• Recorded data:
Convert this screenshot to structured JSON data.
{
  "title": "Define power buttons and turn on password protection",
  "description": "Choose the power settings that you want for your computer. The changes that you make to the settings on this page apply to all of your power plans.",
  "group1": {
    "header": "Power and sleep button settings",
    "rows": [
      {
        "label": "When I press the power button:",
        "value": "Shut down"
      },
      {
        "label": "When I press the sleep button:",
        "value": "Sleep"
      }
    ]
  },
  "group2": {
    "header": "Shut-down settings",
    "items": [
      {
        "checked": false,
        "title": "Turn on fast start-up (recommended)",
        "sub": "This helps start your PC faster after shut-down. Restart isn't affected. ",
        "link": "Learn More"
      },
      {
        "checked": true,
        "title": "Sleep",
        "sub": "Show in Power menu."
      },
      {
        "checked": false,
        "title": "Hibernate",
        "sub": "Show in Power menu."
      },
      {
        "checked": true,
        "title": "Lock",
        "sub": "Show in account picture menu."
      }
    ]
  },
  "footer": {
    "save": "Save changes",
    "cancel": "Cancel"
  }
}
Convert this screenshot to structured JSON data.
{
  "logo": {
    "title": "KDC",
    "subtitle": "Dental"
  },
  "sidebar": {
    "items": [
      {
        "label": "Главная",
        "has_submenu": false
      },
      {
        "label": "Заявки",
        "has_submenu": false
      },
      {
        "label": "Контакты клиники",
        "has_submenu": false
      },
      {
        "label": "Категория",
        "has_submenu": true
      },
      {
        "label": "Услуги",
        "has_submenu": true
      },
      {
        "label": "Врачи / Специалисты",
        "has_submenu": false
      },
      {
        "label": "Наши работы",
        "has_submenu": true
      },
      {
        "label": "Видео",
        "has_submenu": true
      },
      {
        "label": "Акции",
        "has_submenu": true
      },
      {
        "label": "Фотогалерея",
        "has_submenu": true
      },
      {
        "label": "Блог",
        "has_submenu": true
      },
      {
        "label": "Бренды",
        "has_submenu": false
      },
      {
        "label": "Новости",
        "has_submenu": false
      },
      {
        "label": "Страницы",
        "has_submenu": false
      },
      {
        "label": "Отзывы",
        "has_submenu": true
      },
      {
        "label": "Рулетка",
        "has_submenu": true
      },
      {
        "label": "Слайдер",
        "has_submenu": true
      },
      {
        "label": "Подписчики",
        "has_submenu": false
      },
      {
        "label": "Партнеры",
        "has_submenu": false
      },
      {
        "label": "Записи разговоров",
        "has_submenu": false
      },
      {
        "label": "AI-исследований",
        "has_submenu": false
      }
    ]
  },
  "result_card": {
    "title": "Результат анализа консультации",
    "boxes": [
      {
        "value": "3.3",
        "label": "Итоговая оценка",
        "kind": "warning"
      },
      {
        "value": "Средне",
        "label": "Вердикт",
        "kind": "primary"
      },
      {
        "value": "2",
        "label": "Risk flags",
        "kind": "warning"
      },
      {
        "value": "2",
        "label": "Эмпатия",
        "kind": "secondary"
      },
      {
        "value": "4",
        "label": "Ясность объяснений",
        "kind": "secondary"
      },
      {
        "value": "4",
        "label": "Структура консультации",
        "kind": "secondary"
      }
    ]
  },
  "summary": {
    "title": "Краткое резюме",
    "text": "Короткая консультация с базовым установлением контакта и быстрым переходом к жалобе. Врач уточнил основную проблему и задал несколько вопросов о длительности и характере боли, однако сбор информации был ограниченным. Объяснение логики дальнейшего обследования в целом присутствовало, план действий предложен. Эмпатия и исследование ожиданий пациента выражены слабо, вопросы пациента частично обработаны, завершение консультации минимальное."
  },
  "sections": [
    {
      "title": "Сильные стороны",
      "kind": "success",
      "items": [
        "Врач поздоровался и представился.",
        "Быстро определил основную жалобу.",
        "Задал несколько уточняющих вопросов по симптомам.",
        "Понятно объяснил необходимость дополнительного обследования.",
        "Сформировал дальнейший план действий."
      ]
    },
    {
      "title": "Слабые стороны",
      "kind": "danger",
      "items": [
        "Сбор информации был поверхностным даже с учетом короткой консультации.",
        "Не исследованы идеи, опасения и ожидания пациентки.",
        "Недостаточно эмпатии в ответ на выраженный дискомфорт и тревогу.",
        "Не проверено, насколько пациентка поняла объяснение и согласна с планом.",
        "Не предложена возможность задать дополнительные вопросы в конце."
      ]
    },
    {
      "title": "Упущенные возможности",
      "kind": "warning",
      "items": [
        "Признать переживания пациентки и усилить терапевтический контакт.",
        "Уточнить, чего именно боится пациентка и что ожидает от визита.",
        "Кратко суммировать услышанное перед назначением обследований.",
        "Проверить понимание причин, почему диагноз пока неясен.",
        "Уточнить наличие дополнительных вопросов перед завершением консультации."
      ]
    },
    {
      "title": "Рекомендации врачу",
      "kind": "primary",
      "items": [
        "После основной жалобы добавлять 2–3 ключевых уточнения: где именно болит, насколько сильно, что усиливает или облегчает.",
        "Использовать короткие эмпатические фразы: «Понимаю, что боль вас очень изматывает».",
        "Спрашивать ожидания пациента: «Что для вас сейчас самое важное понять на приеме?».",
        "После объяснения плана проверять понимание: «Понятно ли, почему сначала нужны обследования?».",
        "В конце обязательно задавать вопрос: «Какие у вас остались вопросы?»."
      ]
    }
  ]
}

• Task requirements: Work through the data and report how many of its lines hold the word "ожидания", giving only the figure.

• Worked answer: 2